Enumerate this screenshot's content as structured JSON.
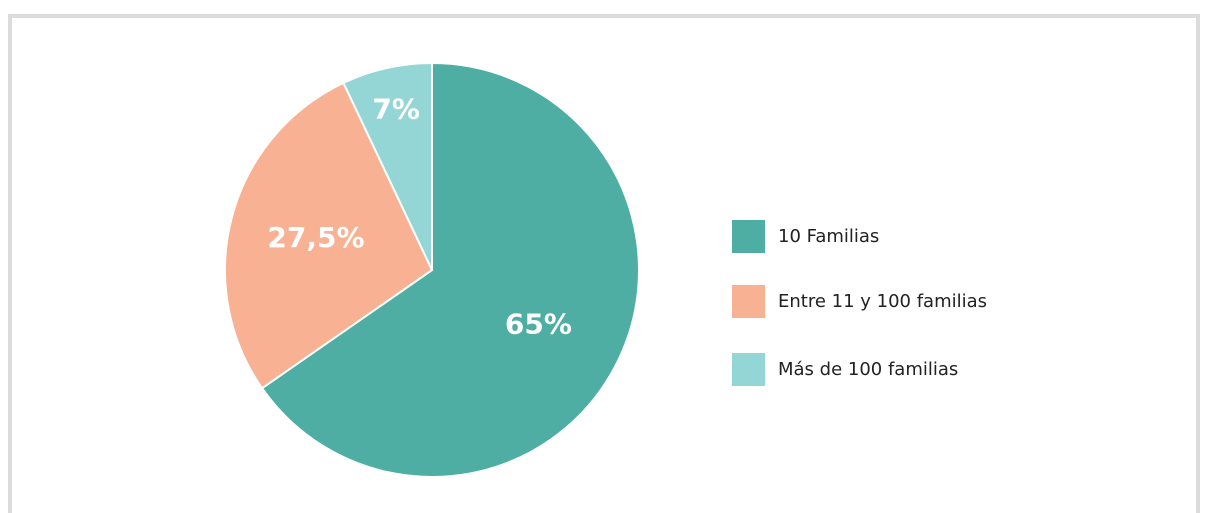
{
  "chart_data": {
    "type": "pie",
    "categories": [
      "10 Familias",
      "Entre 11 y 100 familias",
      "Más de 100 familias"
    ],
    "values": [
      65,
      27.5,
      7
    ],
    "value_labels": [
      "65%",
      "27,5%",
      "7%"
    ],
    "colors": [
      "#4eaea3",
      "#f8b193",
      "#94d5d6"
    ],
    "legend": "right"
  }
}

________________________

▸ **Brief**: Without the pictures, copy the material exactly as given.

▸ **Written reply**:
Enumerate this screenshot's content as structured JSON.
{
  "chart_data": {
    "type": "pie",
    "categories": [
      "10 Familias",
      "Entre 11 y 100 familias",
      "Más de 100 familias"
    ],
    "values": [
      65,
      27.5,
      7
    ],
    "value_labels": [
      "65%",
      "27,5%",
      "7%"
    ],
    "colors": [
      "#4eaea3",
      "#f8b193",
      "#94d5d6"
    ],
    "legend": "right"
  }
}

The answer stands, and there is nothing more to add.